--- begin ---

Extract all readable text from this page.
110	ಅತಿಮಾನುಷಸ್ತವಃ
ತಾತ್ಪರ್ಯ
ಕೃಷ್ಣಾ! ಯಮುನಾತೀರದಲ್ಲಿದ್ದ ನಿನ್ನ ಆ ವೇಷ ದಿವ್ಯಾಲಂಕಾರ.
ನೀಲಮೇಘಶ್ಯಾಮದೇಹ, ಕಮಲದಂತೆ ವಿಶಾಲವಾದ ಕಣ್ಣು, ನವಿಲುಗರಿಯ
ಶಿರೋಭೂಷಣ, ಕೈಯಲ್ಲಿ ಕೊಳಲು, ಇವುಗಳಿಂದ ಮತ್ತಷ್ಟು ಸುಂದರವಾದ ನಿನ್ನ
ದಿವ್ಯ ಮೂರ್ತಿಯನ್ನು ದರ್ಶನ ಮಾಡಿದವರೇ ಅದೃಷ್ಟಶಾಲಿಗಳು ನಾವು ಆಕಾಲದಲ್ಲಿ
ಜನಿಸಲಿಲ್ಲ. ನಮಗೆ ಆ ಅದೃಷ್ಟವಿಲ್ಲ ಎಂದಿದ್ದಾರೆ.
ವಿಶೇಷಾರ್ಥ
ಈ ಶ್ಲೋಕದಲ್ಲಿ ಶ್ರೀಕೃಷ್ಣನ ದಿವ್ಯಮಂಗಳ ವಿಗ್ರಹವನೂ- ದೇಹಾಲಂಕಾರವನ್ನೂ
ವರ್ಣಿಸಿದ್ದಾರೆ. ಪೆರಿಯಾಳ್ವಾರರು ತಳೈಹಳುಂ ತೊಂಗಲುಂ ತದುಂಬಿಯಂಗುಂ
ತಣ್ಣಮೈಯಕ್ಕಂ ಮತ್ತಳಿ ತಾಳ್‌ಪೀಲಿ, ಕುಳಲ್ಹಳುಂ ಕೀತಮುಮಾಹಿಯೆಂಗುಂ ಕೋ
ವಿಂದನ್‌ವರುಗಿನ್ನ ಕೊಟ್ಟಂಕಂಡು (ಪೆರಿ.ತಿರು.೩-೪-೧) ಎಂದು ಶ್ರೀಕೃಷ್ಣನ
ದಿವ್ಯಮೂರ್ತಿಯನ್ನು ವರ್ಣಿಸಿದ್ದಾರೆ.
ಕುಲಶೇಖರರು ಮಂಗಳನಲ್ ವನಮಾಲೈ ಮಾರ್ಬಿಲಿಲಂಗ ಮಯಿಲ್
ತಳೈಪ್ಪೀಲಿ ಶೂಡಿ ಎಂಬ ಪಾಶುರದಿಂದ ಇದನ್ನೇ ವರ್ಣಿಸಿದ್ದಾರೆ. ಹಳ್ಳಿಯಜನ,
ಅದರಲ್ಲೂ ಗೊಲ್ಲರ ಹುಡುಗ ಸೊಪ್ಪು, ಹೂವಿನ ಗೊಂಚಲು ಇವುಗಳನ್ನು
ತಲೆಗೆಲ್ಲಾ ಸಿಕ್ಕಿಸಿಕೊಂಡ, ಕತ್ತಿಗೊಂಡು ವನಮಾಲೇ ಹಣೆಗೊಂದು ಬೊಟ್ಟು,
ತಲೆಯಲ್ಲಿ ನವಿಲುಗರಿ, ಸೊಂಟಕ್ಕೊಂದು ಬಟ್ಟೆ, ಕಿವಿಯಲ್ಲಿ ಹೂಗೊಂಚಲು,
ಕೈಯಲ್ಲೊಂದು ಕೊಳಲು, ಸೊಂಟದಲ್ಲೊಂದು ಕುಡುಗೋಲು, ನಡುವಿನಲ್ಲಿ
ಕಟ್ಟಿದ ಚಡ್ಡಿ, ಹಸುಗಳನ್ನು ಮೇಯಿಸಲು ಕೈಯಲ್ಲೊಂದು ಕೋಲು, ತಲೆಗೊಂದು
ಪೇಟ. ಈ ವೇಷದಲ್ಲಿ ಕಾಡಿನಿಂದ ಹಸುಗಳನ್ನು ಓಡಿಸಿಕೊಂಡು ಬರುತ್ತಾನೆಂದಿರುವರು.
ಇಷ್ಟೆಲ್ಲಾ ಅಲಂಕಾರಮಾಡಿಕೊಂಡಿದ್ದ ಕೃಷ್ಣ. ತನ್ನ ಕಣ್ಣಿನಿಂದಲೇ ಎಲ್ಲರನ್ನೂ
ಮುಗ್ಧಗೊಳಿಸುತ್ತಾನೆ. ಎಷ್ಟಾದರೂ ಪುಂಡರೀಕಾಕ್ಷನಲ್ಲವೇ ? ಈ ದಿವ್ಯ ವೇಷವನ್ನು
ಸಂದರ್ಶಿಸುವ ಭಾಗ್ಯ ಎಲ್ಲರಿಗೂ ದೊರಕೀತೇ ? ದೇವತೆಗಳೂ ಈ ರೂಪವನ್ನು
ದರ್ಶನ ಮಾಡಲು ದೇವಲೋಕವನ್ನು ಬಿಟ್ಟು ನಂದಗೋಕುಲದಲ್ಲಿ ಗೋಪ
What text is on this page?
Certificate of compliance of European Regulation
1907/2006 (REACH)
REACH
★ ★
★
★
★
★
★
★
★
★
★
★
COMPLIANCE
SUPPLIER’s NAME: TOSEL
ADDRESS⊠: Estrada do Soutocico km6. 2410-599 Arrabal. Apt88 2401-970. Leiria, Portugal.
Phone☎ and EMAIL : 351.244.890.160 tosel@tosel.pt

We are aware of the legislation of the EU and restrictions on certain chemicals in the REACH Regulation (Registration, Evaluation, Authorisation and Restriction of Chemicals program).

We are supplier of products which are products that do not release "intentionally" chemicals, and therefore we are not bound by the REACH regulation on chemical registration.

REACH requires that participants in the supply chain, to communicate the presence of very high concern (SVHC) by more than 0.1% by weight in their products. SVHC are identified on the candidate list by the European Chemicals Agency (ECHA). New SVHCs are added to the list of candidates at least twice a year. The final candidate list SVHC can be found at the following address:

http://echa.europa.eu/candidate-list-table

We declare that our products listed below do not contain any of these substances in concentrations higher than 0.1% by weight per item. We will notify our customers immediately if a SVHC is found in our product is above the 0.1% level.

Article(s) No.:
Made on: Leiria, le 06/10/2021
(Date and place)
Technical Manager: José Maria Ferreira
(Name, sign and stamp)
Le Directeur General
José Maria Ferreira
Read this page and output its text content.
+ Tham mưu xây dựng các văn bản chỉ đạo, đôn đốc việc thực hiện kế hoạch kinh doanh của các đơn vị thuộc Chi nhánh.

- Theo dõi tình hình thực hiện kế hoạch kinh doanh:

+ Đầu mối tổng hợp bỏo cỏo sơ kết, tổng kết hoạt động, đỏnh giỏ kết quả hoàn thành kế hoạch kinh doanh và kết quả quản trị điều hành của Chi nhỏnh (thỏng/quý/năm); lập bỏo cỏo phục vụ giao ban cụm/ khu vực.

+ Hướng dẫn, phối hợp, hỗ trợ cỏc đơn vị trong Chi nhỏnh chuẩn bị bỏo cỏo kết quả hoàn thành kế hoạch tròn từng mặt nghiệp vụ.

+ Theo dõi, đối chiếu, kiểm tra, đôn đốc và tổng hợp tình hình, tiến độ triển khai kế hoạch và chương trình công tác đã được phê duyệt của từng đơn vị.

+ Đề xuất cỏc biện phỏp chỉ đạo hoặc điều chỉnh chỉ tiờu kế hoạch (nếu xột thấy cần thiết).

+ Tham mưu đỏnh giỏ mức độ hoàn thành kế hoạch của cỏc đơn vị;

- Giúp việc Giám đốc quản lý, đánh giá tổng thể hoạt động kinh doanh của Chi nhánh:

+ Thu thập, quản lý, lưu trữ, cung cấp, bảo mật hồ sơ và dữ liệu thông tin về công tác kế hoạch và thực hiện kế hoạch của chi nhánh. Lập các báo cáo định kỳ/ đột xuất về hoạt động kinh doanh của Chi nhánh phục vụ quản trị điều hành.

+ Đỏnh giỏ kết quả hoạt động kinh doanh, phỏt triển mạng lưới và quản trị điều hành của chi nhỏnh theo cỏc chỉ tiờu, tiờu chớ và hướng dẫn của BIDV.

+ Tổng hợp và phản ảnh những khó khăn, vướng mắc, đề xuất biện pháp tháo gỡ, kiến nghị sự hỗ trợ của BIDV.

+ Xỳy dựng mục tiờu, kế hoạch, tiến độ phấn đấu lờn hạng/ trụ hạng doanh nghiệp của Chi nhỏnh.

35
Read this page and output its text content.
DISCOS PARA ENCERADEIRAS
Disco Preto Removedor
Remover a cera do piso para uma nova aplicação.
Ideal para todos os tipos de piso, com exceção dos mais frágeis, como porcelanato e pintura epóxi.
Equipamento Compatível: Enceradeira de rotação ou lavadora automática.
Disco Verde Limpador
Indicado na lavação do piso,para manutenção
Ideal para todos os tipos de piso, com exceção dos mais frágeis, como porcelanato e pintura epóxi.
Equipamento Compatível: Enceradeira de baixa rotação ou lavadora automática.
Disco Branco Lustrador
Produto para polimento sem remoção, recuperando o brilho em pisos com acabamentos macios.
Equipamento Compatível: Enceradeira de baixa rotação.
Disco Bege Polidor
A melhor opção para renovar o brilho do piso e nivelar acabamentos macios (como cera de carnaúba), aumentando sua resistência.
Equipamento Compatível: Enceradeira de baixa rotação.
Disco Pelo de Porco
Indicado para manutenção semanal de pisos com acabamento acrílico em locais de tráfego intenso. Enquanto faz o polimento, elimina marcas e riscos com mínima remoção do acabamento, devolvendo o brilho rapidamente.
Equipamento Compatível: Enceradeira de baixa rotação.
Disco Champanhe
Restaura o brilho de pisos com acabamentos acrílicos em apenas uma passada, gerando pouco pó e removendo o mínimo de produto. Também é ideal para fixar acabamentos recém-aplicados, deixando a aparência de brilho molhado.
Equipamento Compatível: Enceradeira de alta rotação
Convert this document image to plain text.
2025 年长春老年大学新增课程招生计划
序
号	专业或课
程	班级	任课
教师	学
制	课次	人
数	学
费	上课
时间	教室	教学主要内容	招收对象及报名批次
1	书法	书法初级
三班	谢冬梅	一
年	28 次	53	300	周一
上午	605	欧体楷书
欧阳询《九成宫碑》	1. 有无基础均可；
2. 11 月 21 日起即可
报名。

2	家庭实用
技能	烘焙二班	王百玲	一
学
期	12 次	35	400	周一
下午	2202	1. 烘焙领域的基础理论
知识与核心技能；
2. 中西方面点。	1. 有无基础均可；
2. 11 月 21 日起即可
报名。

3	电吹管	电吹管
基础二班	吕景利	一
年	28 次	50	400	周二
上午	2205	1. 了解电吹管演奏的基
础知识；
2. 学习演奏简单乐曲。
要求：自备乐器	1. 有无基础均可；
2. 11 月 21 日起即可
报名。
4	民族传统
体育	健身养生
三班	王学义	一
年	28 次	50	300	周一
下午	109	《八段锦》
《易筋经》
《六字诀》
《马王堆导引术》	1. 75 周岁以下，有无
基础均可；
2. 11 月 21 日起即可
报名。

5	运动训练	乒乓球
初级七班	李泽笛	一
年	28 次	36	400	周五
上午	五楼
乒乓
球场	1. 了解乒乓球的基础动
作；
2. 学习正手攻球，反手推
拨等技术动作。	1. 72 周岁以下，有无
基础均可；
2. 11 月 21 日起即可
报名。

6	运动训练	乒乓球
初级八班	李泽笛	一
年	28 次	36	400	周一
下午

--- end ---

EXERCISE INSTRUCTIONS >> Copy each line containing the word "text" from the data.

FINISHED TASK >>
Extract all readable text from this page.
What text is on this page?
Read this page and output its text content.
Read this page and output its text content.
Convert this document image to plain text.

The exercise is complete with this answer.